=== Data section ===
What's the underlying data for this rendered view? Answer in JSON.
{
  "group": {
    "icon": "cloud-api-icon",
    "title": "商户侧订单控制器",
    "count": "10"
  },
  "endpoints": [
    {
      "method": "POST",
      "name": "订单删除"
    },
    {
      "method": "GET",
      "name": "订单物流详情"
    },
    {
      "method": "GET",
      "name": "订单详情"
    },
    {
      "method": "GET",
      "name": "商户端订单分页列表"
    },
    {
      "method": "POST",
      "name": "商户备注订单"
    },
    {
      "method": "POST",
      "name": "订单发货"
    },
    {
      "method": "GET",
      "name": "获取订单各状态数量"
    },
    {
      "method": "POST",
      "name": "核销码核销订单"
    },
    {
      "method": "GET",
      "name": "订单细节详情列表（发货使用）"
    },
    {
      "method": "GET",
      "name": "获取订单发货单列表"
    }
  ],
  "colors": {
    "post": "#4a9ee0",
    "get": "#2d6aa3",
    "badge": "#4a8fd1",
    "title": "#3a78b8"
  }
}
===
Task prompt> All of the data needs to be printed once more, exactly.

The answer>
What's the underlying data for this rendered view? Answer in JSON.
{
  "group": {
    "icon": "cloud-api-icon",
    "title": "商户侧订单控制器",
    "count": "10"
  },
  "endpoints": [
    {
      "method": "POST",
      "name": "订单删除"
    },
    {
      "method": "GET",
      "name": "订单物流详情"
    },
    {
      "method": "GET",
      "name": "订单详情"
    },
    {
      "method": "GET",
      "name": "商户端订单分页列表"
    },
    {
      "method": "POST",
      "name": "商户备注订单"
    },
    {
      "method": "POST",
      "name": "订单发货"
    },
    {
      "method": "GET",
      "name": "获取订单各状态数量"
    },
    {
      "method": "POST",
      "name": "核销码核销订单"
    },
    {
      "method": "GET",
      "name": "订单细节详情列表（发货使用）"
    },
    {
      "method": "GET",
      "name": "获取订单发货单列表"
    }
  ],
  "colors": {
    "post": "#4a9ee0",
    "get": "#2d6aa3",
    "badge": "#4a8fd1",
    "title": "#3a78b8"
  }
}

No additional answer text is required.